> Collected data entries
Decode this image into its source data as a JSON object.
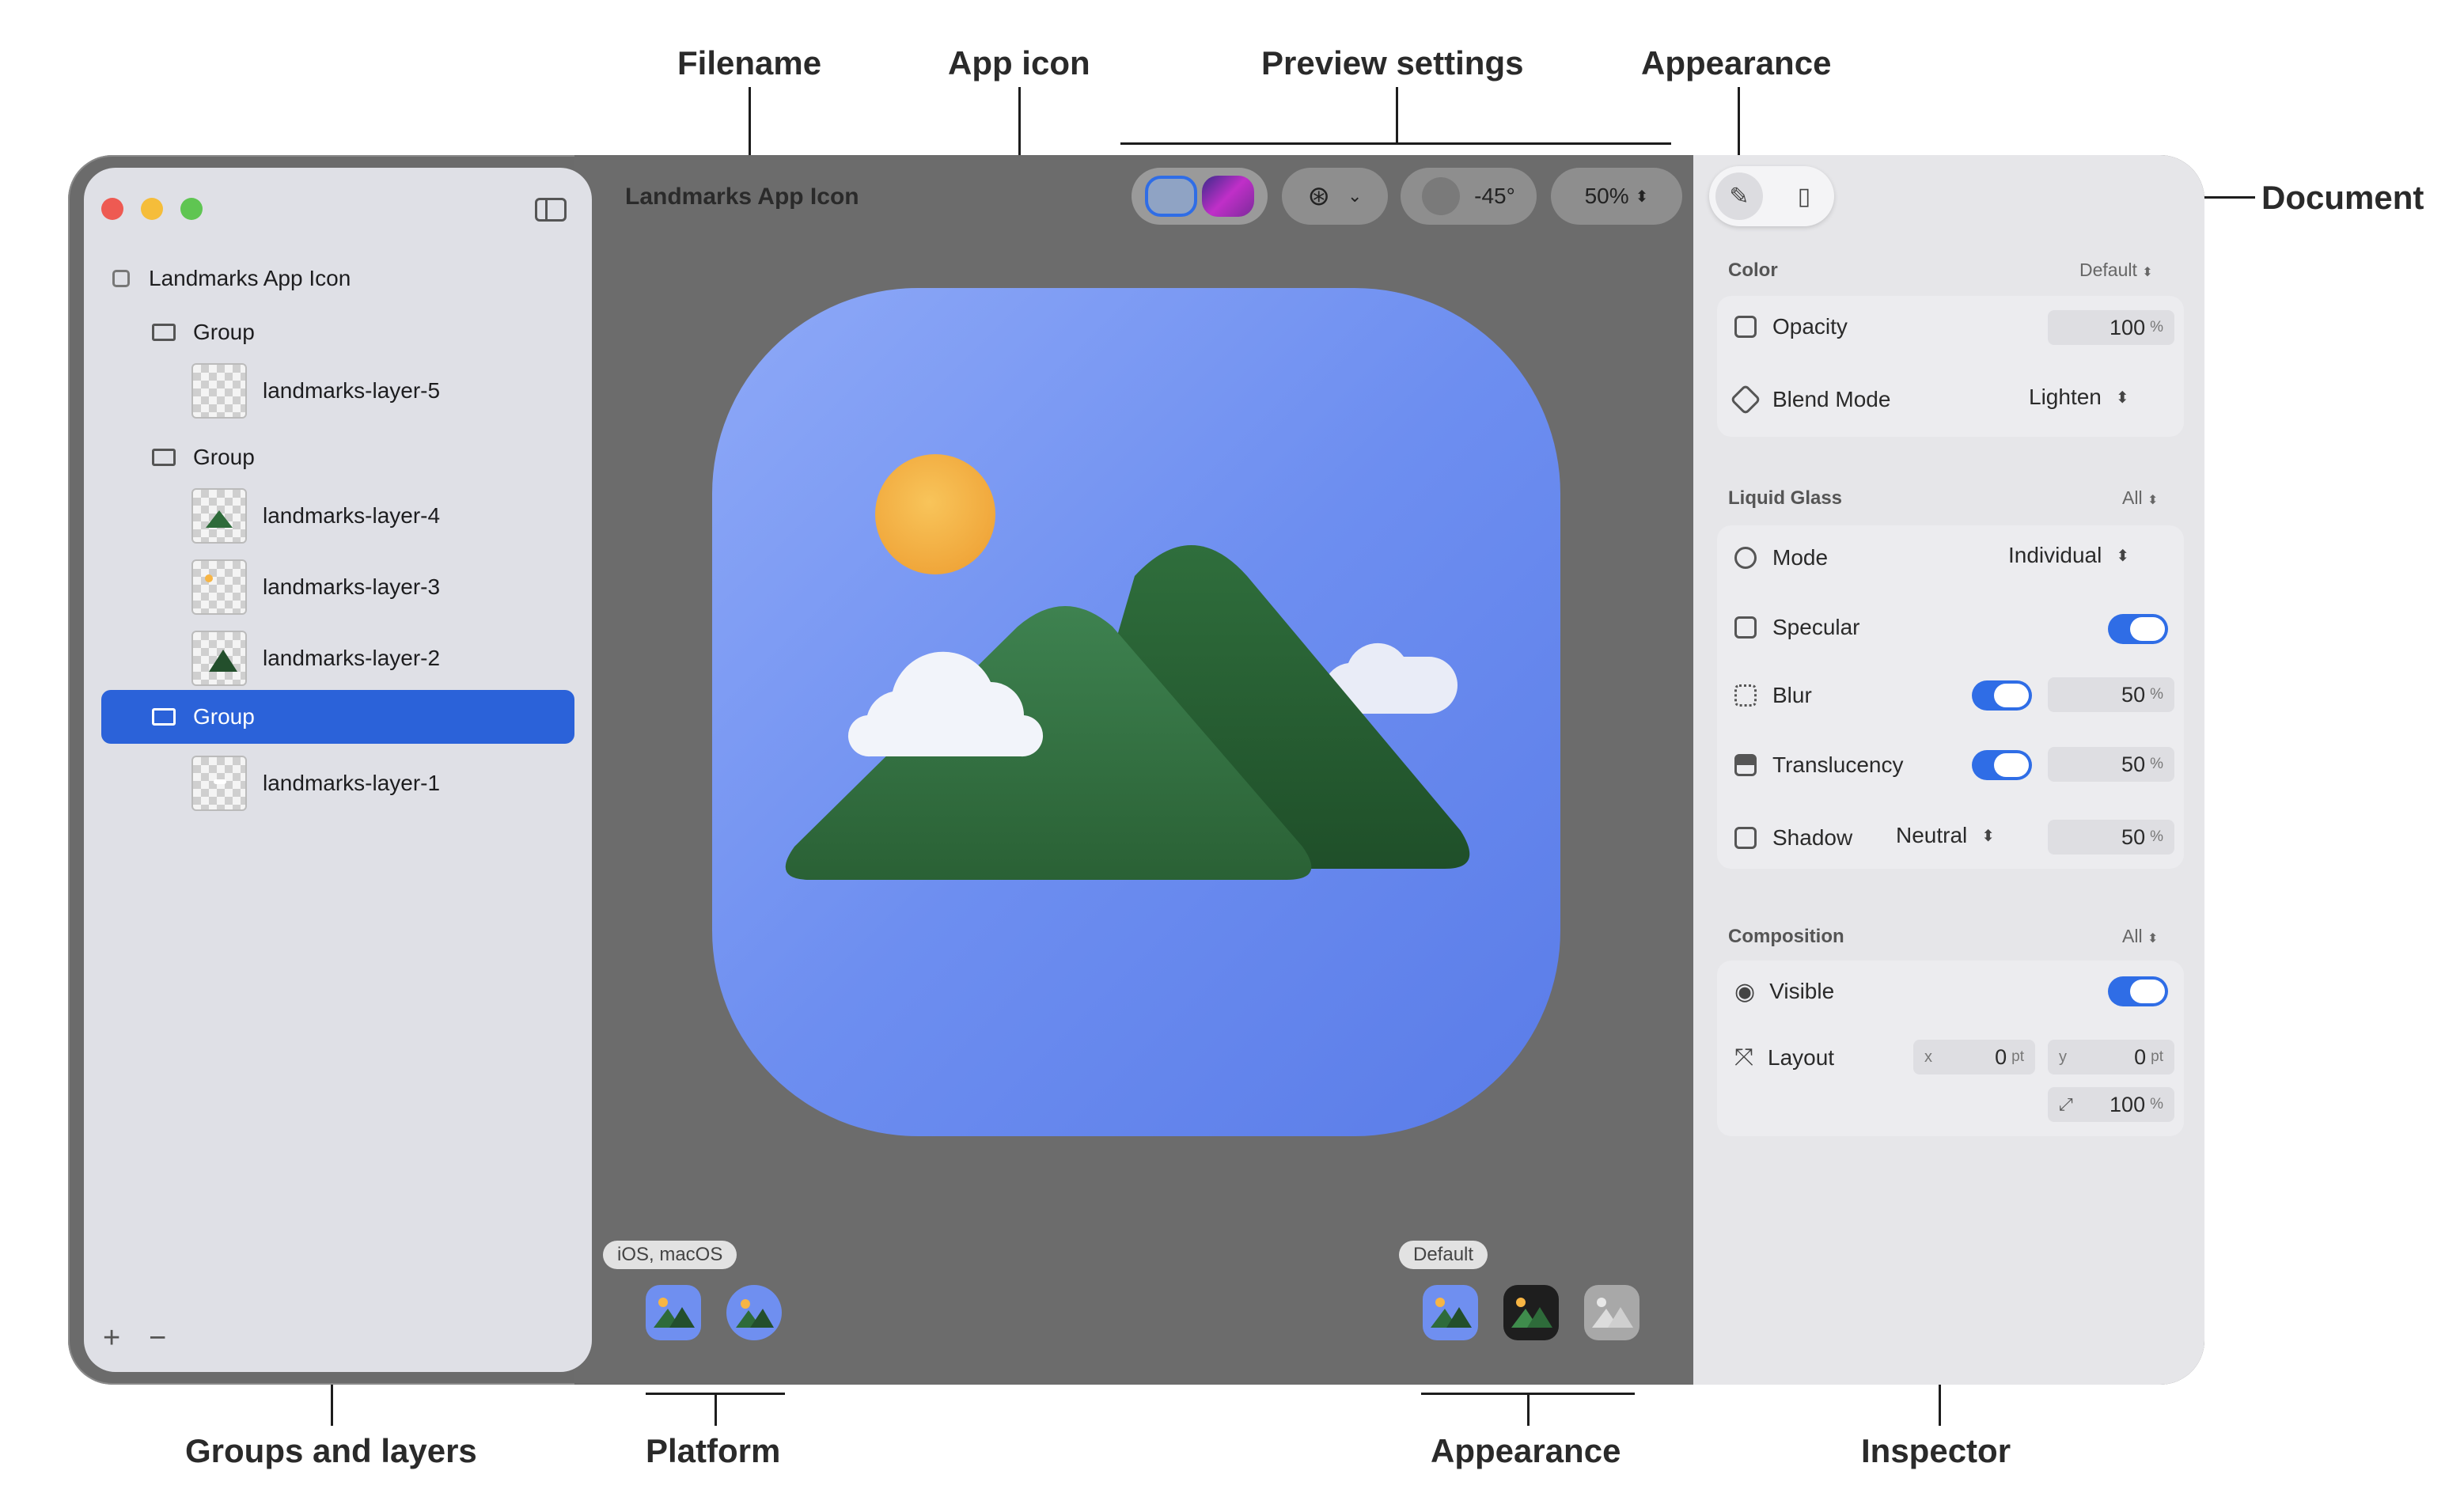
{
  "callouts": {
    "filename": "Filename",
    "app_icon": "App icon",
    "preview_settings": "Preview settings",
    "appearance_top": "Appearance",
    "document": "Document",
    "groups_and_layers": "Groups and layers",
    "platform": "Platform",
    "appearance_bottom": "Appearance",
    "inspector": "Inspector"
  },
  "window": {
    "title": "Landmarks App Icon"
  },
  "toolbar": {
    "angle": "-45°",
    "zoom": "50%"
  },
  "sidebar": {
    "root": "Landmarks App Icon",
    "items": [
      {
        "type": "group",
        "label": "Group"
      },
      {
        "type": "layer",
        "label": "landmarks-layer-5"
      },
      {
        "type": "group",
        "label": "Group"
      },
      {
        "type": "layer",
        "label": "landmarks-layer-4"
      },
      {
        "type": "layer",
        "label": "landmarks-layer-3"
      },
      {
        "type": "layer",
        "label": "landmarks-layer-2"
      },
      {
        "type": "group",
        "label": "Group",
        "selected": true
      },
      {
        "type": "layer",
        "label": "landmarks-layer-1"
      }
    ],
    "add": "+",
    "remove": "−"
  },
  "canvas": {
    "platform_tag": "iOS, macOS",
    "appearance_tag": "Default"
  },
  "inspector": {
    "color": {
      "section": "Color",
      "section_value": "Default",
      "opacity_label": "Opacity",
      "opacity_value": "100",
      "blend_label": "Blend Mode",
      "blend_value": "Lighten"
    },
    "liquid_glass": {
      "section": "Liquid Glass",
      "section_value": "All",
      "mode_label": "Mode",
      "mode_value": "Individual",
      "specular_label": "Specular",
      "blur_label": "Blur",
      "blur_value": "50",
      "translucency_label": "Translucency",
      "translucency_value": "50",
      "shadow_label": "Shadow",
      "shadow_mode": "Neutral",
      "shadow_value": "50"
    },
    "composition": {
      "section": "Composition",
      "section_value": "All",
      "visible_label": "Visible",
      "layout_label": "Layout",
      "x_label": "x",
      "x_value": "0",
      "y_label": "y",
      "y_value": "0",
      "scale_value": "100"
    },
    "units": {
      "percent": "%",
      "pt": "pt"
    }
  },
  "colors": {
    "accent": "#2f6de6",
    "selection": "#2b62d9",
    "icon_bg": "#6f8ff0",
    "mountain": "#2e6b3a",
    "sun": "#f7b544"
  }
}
==
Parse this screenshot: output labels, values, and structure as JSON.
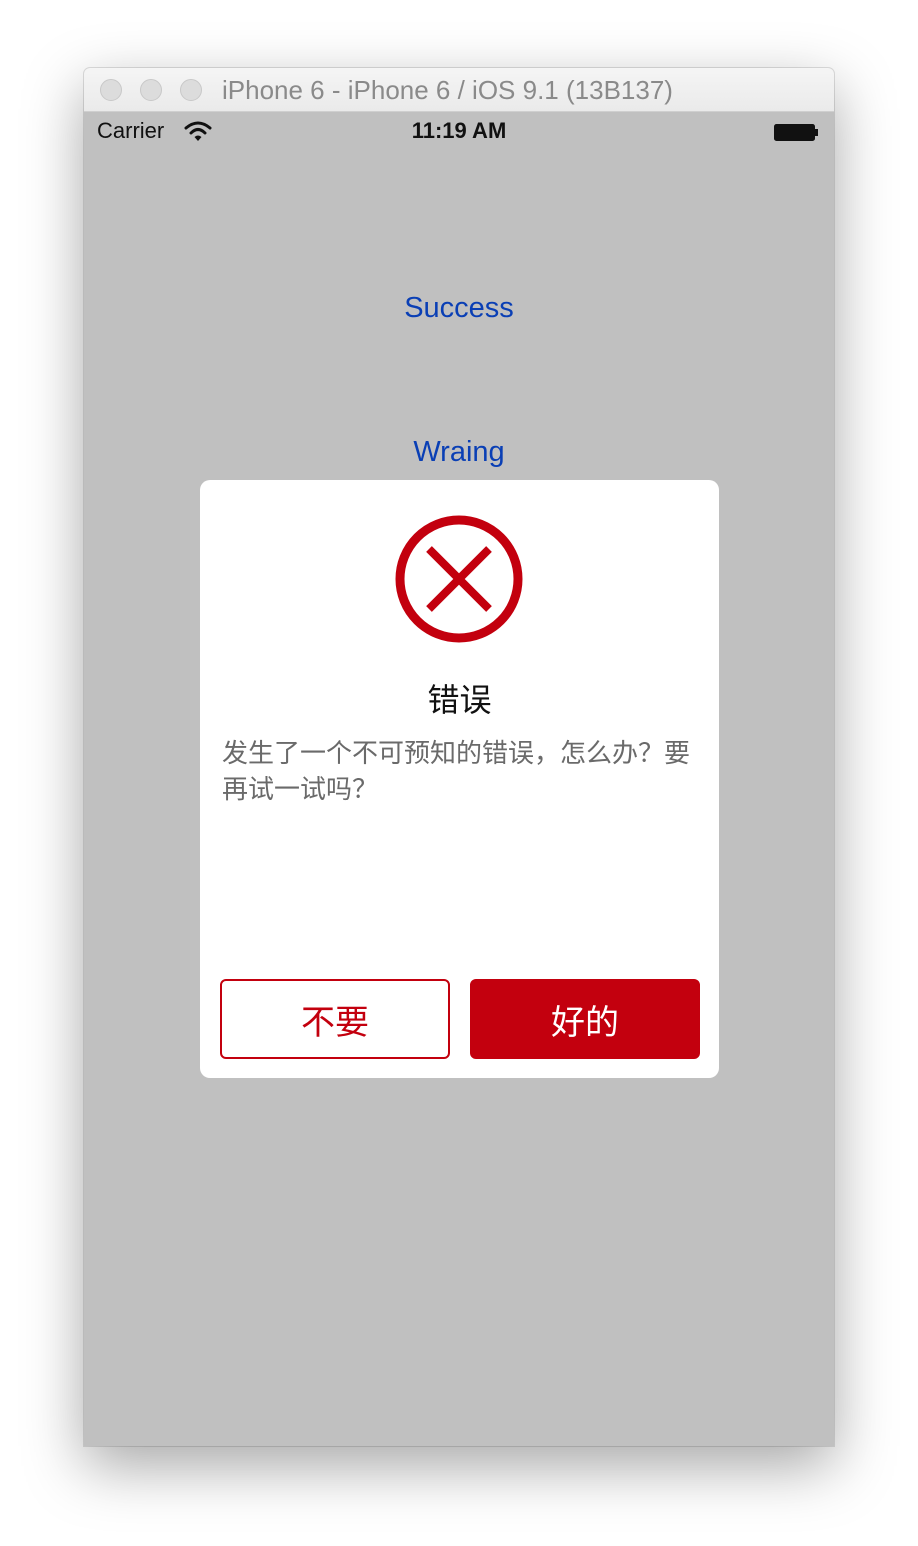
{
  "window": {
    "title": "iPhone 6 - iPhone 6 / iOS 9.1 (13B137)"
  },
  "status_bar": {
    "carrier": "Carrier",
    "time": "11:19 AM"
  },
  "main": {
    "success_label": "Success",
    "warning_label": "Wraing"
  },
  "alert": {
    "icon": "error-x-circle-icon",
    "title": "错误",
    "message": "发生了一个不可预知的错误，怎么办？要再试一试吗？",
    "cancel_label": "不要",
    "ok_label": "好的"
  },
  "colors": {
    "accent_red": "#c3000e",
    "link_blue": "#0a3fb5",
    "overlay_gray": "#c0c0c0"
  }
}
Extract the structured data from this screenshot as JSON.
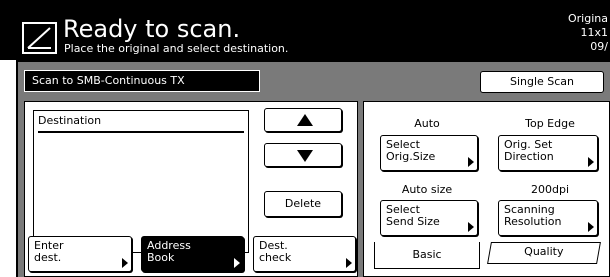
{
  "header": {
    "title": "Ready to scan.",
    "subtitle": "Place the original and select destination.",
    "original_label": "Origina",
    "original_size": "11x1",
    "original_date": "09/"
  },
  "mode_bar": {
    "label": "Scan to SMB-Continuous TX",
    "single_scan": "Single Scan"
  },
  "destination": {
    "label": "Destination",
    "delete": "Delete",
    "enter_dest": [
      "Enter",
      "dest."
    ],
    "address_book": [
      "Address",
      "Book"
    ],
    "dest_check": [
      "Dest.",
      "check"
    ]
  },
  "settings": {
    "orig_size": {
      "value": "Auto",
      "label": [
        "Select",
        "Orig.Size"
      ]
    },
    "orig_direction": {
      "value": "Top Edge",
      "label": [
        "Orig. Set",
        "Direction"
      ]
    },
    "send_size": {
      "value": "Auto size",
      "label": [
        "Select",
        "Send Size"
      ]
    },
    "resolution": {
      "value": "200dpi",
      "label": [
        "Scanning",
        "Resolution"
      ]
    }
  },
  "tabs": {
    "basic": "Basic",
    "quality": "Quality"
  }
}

> Written request
Give the number of lines in the records that contain the string "screenshot", and nothing besides.

> Final answer
2